* START DATASET *

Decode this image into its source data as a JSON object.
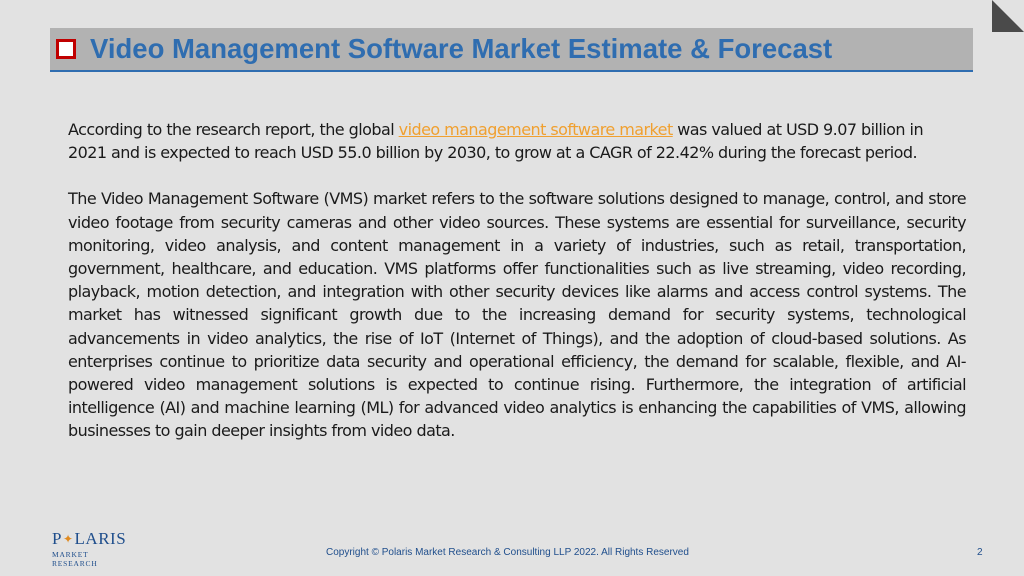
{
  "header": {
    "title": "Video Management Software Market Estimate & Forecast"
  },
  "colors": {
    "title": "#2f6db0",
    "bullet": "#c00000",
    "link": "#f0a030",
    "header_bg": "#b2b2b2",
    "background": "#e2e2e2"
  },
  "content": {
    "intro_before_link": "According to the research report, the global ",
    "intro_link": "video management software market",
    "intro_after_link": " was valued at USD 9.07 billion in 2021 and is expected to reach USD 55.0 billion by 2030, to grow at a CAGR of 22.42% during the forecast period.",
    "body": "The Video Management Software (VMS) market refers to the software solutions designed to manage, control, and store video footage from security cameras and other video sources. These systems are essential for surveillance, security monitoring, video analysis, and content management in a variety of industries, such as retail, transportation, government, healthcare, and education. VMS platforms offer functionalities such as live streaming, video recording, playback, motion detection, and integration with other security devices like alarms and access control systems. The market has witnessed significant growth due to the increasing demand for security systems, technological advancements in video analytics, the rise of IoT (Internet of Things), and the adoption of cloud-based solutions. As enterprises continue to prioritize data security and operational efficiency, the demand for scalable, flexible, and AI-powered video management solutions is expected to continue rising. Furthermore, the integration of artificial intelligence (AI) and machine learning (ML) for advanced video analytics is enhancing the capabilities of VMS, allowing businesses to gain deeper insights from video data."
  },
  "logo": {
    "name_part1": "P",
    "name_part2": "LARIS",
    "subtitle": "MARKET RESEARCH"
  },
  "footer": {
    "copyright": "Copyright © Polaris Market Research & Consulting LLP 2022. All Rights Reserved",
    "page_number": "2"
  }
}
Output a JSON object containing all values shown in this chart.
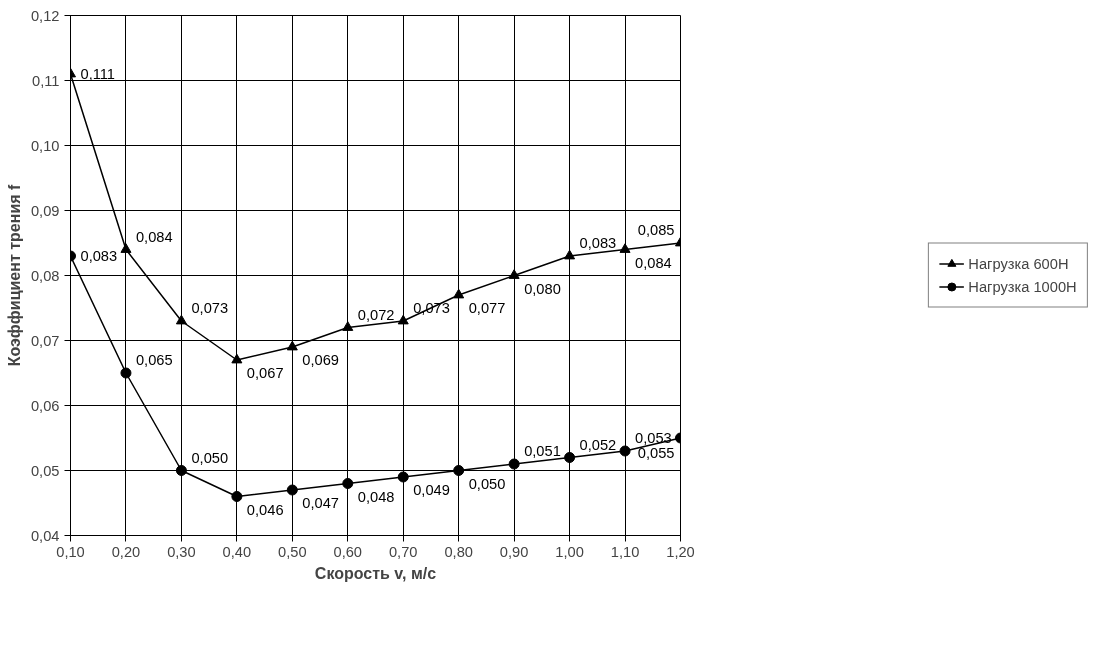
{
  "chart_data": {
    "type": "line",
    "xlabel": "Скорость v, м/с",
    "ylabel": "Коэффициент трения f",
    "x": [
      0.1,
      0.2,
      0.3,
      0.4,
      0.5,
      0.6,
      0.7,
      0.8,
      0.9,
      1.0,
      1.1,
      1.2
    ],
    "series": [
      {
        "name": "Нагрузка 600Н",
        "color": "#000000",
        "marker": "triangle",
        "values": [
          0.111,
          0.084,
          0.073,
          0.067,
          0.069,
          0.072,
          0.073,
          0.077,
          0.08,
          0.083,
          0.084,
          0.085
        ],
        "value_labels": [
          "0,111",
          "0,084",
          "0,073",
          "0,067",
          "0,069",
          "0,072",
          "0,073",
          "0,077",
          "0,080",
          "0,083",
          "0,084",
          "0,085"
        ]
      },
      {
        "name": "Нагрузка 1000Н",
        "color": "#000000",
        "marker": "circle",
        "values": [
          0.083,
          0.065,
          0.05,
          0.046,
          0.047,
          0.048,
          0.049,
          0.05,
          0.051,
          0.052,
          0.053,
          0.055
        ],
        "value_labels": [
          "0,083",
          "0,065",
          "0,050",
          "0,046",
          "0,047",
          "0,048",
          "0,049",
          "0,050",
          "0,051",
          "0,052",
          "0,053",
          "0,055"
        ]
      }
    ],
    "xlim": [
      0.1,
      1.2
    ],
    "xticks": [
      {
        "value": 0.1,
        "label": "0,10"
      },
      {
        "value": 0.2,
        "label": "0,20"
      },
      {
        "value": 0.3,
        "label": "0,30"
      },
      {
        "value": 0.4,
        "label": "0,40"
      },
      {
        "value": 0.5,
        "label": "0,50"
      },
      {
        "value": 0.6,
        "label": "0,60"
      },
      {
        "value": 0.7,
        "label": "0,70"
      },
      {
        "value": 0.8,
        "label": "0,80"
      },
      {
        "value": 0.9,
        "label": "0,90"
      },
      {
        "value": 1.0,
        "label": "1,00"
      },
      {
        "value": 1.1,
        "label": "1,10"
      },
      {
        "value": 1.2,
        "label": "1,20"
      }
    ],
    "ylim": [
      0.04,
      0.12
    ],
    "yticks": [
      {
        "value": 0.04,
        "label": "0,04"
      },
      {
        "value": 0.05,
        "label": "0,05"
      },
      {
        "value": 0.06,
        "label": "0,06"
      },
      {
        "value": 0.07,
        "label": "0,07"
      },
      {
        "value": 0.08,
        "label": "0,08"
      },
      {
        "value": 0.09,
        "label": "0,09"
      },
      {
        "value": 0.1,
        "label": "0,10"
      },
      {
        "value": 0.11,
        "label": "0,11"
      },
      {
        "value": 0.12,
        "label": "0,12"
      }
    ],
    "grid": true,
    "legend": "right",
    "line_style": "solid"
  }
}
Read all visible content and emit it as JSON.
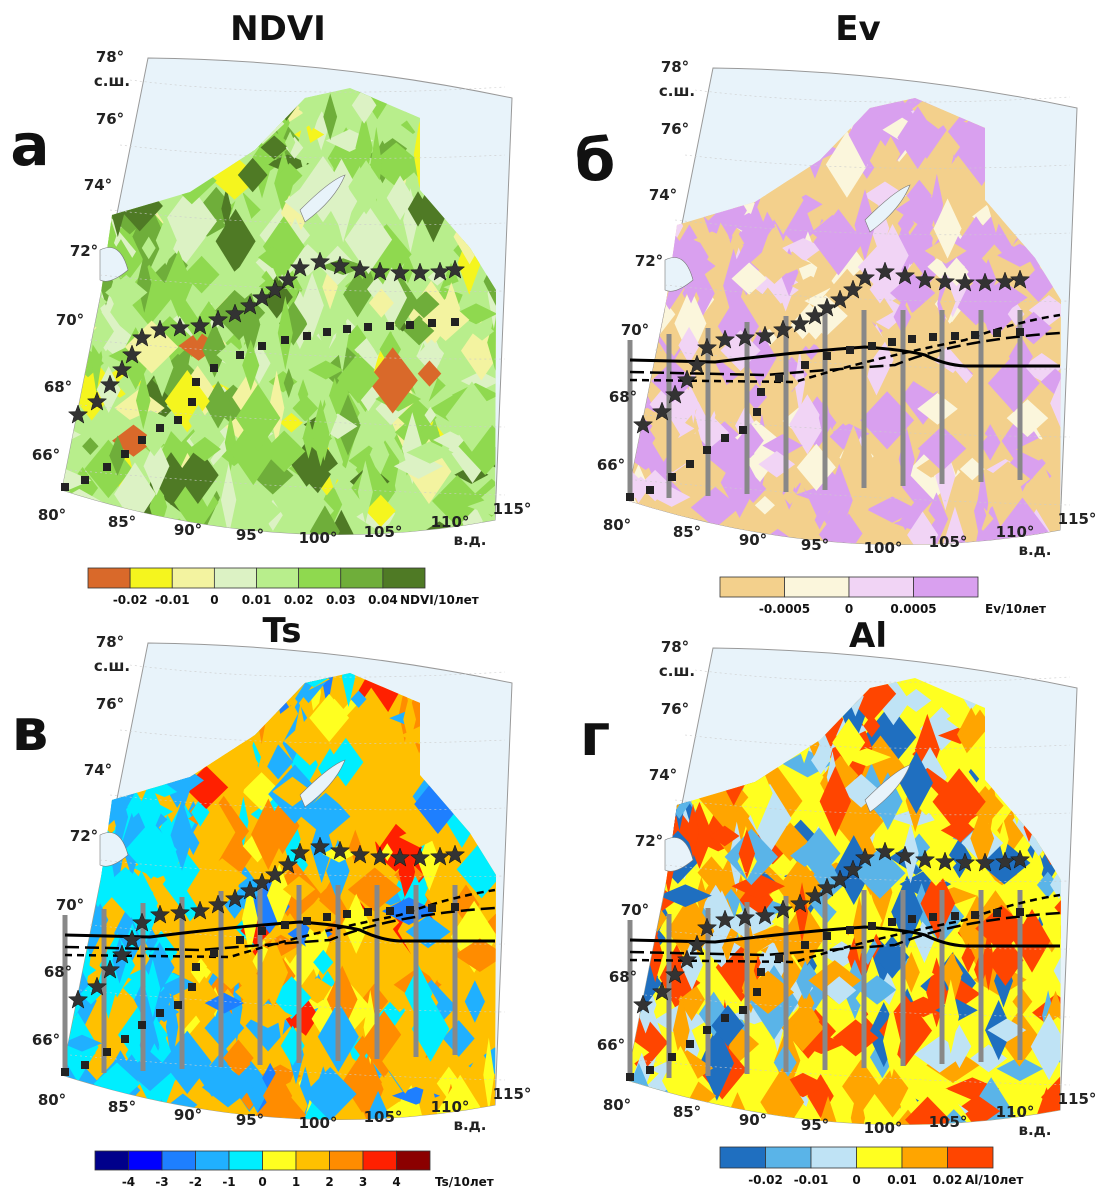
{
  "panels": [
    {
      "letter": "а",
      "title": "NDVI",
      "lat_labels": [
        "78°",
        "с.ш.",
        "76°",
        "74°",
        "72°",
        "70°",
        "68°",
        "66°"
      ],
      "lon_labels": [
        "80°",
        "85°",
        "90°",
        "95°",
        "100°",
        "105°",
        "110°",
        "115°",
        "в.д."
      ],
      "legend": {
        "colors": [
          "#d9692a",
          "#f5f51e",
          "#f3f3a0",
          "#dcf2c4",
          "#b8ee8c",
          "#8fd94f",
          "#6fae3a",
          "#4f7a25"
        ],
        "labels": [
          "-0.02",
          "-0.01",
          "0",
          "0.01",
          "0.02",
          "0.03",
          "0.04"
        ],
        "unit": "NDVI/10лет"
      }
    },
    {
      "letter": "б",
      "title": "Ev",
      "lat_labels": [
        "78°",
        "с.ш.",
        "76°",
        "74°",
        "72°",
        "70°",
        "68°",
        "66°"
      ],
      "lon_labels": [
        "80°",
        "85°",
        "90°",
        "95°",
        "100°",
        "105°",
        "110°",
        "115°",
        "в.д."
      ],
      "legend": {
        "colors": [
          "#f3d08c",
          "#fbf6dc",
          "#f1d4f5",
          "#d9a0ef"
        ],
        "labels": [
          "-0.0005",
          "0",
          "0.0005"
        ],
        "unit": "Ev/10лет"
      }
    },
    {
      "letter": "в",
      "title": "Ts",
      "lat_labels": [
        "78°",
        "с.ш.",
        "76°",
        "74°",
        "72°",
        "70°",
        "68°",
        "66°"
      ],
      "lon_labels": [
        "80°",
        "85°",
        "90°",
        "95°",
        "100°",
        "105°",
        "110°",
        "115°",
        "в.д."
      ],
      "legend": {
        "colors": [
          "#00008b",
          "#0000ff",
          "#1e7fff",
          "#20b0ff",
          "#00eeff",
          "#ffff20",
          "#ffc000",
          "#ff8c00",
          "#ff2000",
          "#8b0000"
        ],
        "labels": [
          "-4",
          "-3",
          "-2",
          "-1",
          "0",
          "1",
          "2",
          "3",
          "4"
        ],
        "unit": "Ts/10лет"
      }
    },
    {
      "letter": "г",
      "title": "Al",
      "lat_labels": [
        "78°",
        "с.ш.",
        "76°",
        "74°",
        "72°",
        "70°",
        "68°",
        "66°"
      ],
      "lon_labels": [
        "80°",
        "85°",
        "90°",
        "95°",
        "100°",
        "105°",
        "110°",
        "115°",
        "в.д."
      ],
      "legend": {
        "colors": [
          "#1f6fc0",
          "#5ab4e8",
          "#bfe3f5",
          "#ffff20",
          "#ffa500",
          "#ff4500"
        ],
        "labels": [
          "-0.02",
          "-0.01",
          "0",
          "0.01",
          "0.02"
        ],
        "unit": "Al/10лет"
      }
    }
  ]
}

* END DATASET *

» **WHAT IS NEEDED**:
Set out every line from the material that contains the string "Нагрузка".

» **CORRECT RESPONSE**:
        "name": "Нагрузка 600Н",
        "name": "Нагрузка 1000Н",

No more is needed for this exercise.